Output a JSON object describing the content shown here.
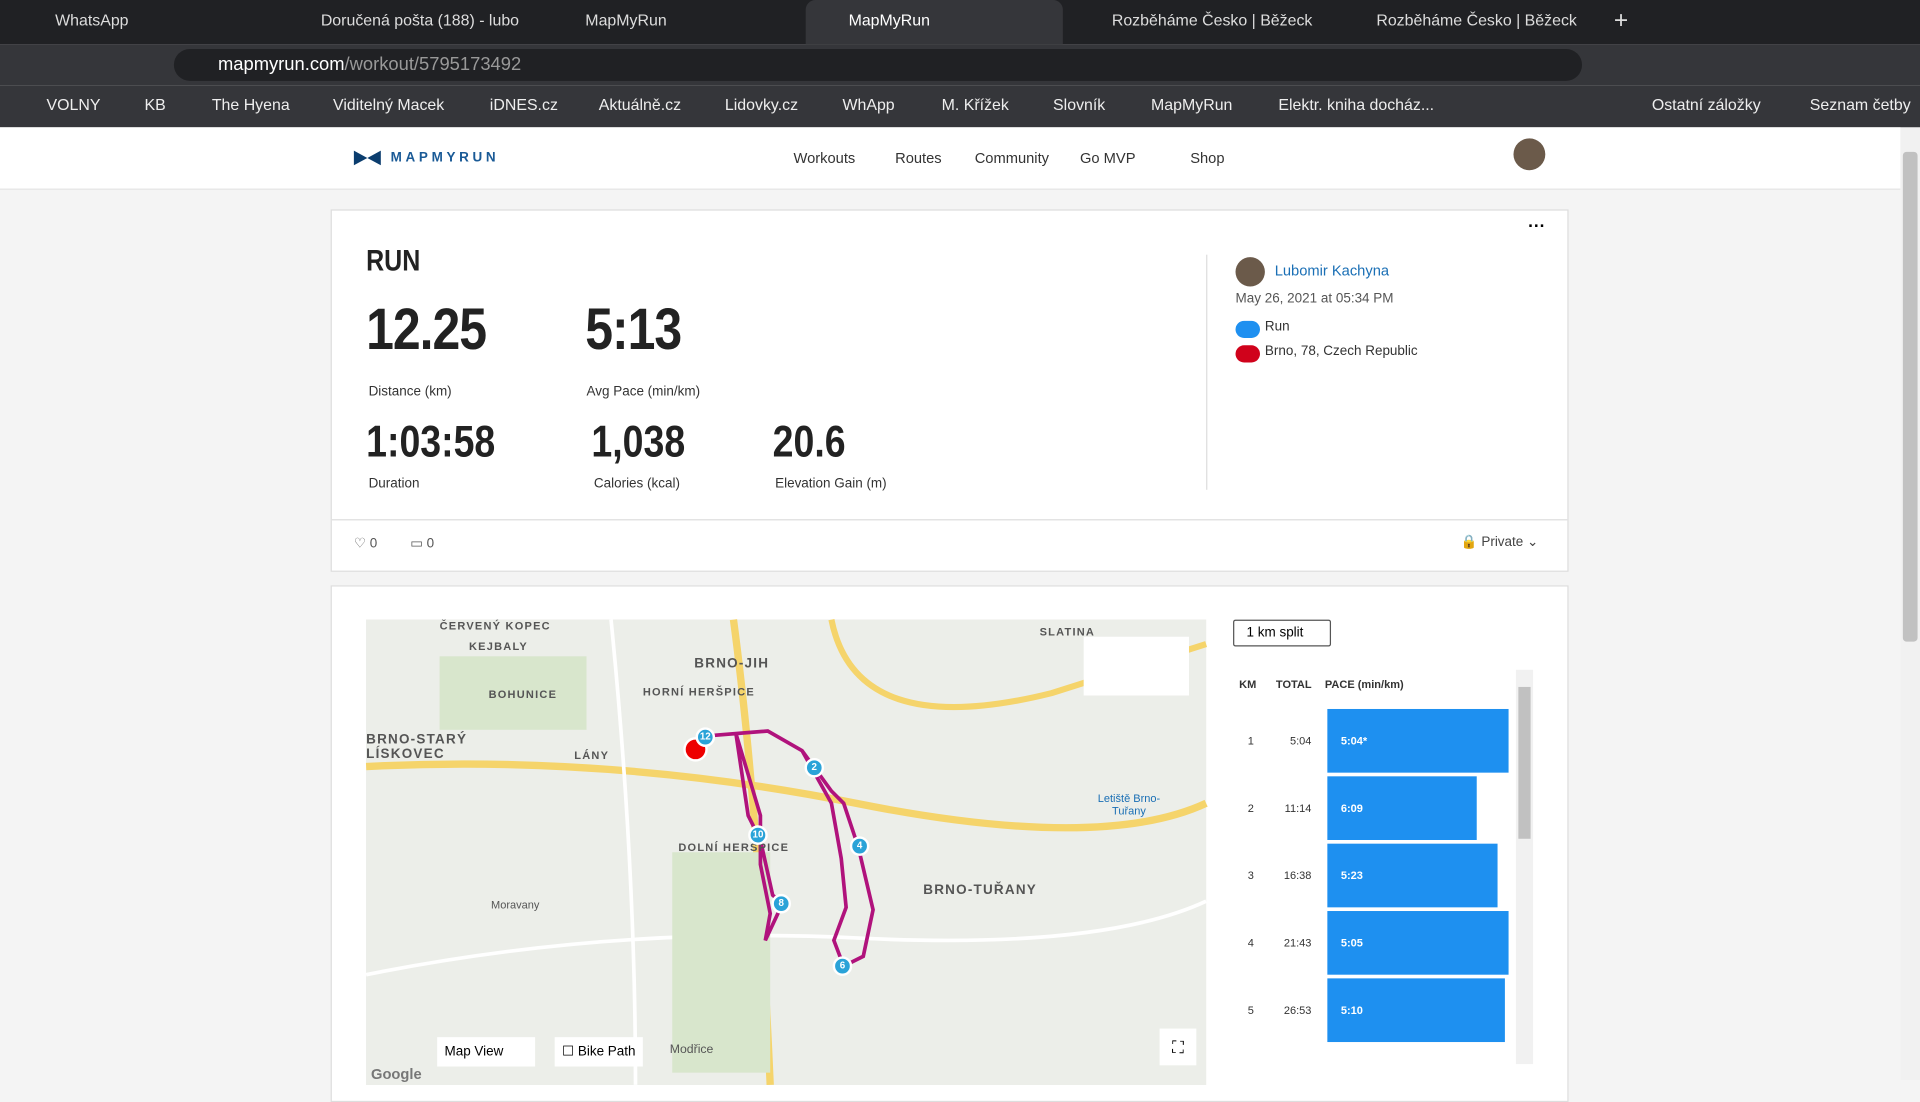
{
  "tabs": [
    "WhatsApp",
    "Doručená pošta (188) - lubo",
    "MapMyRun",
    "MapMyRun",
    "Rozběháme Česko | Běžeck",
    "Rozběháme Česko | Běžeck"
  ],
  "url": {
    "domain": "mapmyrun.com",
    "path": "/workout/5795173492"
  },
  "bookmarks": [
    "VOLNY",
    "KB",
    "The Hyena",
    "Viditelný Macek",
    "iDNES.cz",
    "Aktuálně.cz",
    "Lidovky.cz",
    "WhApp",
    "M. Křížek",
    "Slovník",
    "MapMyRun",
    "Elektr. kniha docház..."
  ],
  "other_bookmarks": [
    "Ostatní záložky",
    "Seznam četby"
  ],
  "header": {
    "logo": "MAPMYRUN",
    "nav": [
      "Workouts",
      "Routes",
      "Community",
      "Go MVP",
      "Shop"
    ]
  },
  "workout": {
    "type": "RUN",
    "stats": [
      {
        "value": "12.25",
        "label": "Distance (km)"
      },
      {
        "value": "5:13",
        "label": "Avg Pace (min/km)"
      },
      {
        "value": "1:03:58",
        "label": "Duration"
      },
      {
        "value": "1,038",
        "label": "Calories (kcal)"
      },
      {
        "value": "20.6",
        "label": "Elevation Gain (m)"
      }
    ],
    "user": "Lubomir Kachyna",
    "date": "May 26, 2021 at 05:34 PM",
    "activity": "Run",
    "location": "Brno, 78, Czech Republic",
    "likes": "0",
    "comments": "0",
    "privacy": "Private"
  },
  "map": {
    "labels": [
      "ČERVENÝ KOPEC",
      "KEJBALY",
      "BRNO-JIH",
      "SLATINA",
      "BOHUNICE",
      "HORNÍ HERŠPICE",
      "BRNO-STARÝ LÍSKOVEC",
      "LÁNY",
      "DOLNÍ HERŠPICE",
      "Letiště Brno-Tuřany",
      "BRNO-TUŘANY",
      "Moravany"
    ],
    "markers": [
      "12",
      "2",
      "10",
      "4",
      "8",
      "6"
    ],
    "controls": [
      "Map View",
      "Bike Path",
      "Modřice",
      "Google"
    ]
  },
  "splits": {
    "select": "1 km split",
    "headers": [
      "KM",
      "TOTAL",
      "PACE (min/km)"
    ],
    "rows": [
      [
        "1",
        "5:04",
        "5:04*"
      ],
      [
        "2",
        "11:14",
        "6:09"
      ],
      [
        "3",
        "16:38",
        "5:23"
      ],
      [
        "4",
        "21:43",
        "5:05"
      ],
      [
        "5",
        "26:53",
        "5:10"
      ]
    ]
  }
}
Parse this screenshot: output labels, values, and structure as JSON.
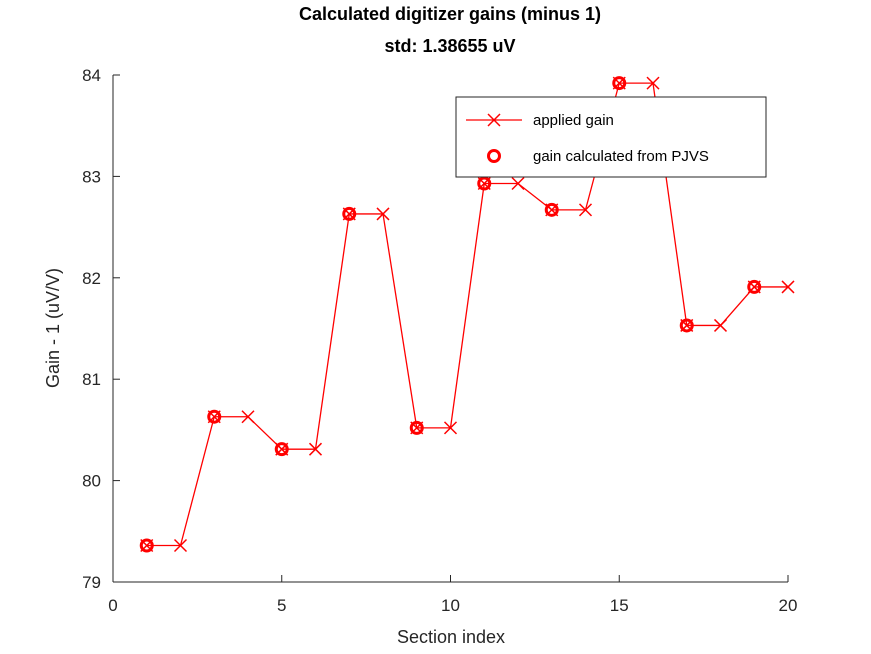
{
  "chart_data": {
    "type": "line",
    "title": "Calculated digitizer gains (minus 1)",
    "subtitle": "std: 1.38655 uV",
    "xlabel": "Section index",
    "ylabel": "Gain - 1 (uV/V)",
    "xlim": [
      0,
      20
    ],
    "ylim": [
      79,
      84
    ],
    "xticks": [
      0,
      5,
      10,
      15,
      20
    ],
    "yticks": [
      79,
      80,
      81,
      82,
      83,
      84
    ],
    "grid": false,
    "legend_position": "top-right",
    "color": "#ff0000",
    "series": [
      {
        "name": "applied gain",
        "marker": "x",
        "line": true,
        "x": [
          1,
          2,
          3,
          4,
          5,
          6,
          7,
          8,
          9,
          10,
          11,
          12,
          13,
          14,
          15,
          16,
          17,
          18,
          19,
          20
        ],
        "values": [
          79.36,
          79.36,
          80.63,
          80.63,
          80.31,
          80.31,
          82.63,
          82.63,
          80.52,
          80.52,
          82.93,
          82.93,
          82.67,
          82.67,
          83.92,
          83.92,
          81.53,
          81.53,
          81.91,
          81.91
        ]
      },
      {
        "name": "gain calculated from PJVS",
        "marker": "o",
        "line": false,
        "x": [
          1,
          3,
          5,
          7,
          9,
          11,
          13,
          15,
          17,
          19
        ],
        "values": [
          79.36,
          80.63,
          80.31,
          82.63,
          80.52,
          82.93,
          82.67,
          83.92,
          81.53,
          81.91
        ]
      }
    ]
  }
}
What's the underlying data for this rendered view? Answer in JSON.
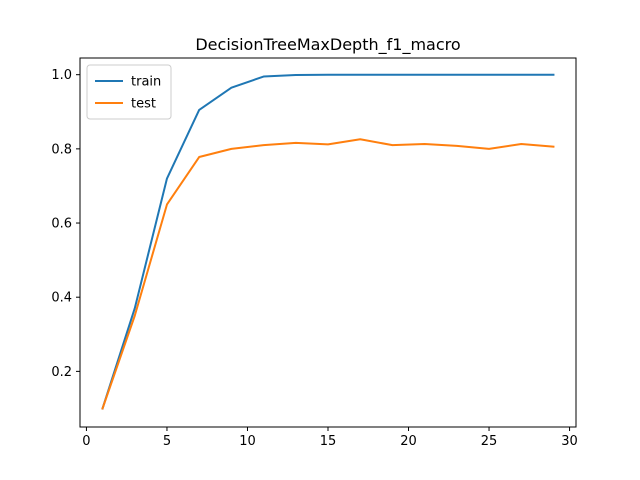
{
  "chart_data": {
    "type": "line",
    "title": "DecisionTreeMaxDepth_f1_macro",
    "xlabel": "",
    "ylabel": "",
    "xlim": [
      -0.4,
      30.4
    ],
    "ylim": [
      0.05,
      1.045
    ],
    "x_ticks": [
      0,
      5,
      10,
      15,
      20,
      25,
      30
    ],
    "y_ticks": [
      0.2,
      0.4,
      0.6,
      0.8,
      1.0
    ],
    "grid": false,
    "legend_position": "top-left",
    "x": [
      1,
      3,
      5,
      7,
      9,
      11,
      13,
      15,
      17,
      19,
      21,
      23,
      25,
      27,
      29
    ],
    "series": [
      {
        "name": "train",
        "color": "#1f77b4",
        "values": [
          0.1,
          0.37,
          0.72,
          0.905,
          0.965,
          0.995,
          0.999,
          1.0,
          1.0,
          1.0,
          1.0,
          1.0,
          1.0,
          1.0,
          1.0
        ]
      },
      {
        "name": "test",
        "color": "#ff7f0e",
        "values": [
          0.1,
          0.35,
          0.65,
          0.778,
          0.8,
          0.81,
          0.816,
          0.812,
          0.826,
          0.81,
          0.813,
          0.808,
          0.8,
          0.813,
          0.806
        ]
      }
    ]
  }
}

TASK TO CARRY OUT
Set the pictures aside and transcribe the data above exactly.

EXPECTED ANSWER
Output a JSON object describing the content shown here.
{
  "tabs": [
    "WhatsApp",
    "Doručená pošta (188) - lubo",
    "MapMyRun",
    "MapMyRun",
    "Rozběháme Česko | Běžeck",
    "Rozběháme Česko | Běžeck"
  ],
  "url": {
    "domain": "mapmyrun.com",
    "path": "/workout/5795173492"
  },
  "bookmarks": [
    "VOLNY",
    "KB",
    "The Hyena",
    "Viditelný Macek",
    "iDNES.cz",
    "Aktuálně.cz",
    "Lidovky.cz",
    "WhApp",
    "M. Křížek",
    "Slovník",
    "MapMyRun",
    "Elektr. kniha docház..."
  ],
  "other_bookmarks": [
    "Ostatní záložky",
    "Seznam četby"
  ],
  "header": {
    "logo": "MAPMYRUN",
    "nav": [
      "Workouts",
      "Routes",
      "Community",
      "Go MVP",
      "Shop"
    ]
  },
  "workout": {
    "type": "RUN",
    "stats": [
      {
        "value": "12.25",
        "label": "Distance (km)"
      },
      {
        "value": "5:13",
        "label": "Avg Pace (min/km)"
      },
      {
        "value": "1:03:58",
        "label": "Duration"
      },
      {
        "value": "1,038",
        "label": "Calories (kcal)"
      },
      {
        "value": "20.6",
        "label": "Elevation Gain (m)"
      }
    ],
    "user": "Lubomir Kachyna",
    "date": "May 26, 2021 at 05:34 PM",
    "activity": "Run",
    "location": "Brno, 78, Czech Republic",
    "likes": "0",
    "comments": "0",
    "privacy": "Private"
  },
  "map": {
    "labels": [
      "ČERVENÝ KOPEC",
      "KEJBALY",
      "BRNO-JIH",
      "SLATINA",
      "BOHUNICE",
      "HORNÍ HERŠPICE",
      "BRNO-STARÝ LÍSKOVEC",
      "LÁNY",
      "DOLNÍ HERŠPICE",
      "Letiště Brno-Tuřany",
      "BRNO-TUŘANY",
      "Moravany"
    ],
    "markers": [
      "12",
      "2",
      "10",
      "4",
      "8",
      "6"
    ],
    "controls": [
      "Map View",
      "Bike Path",
      "Modřice",
      "Google"
    ]
  },
  "splits": {
    "select": "1 km split",
    "headers": [
      "KM",
      "TOTAL",
      "PACE (min/km)"
    ],
    "rows": [
      [
        "1",
        "5:04",
        "5:04*"
      ],
      [
        "2",
        "11:14",
        "6:09"
      ],
      [
        "3",
        "16:38",
        "5:23"
      ],
      [
        "4",
        "21:43",
        "5:05"
      ],
      [
        "5",
        "26:53",
        "5:10"
      ]
    ]
  }
}
Parse this screenshot: output labels, values, and structure as JSON.
{
  "chart_data": {
    "type": "line",
    "title": "Calculated digitizer gains (minus 1)",
    "subtitle": "std: 1.38655 uV",
    "xlabel": "Section index",
    "ylabel": "Gain - 1 (uV/V)",
    "xlim": [
      0,
      20
    ],
    "ylim": [
      79,
      84
    ],
    "xticks": [
      0,
      5,
      10,
      15,
      20
    ],
    "yticks": [
      79,
      80,
      81,
      82,
      83,
      84
    ],
    "grid": false,
    "legend_position": "top-right",
    "color": "#ff0000",
    "series": [
      {
        "name": "applied gain",
        "marker": "x",
        "line": true,
        "x": [
          1,
          2,
          3,
          4,
          5,
          6,
          7,
          8,
          9,
          10,
          11,
          12,
          13,
          14,
          15,
          16,
          17,
          18,
          19,
          20
        ],
        "values": [
          79.36,
          79.36,
          80.63,
          80.63,
          80.31,
          80.31,
          82.63,
          82.63,
          80.52,
          80.52,
          82.93,
          82.93,
          82.67,
          82.67,
          83.92,
          83.92,
          81.53,
          81.53,
          81.91,
          81.91
        ]
      },
      {
        "name": "gain calculated from PJVS",
        "marker": "o",
        "line": false,
        "x": [
          1,
          3,
          5,
          7,
          9,
          11,
          13,
          15,
          17,
          19
        ],
        "values": [
          79.36,
          80.63,
          80.31,
          82.63,
          80.52,
          82.93,
          82.67,
          83.92,
          81.53,
          81.91
        ]
      }
    ]
  }
}
What's the underlying data for this rendered view? Answer in JSON.
{
  "chart_data": {
    "type": "line",
    "title": "DecisionTreeMaxDepth_f1_macro",
    "xlabel": "",
    "ylabel": "",
    "xlim": [
      -0.4,
      30.4
    ],
    "ylim": [
      0.05,
      1.045
    ],
    "x_ticks": [
      0,
      5,
      10,
      15,
      20,
      25,
      30
    ],
    "y_ticks": [
      0.2,
      0.4,
      0.6,
      0.8,
      1.0
    ],
    "grid": false,
    "legend_position": "top-left",
    "x": [
      1,
      3,
      5,
      7,
      9,
      11,
      13,
      15,
      17,
      19,
      21,
      23,
      25,
      27,
      29
    ],
    "series": [
      {
        "name": "train",
        "color": "#1f77b4",
        "values": [
          0.1,
          0.37,
          0.72,
          0.905,
          0.965,
          0.995,
          0.999,
          1.0,
          1.0,
          1.0,
          1.0,
          1.0,
          1.0,
          1.0,
          1.0
        ]
      },
      {
        "name": "test",
        "color": "#ff7f0e",
        "values": [
          0.1,
          0.35,
          0.65,
          0.778,
          0.8,
          0.81,
          0.816,
          0.812,
          0.826,
          0.81,
          0.813,
          0.808,
          0.8,
          0.813,
          0.806
        ]
      }
    ]
  }
}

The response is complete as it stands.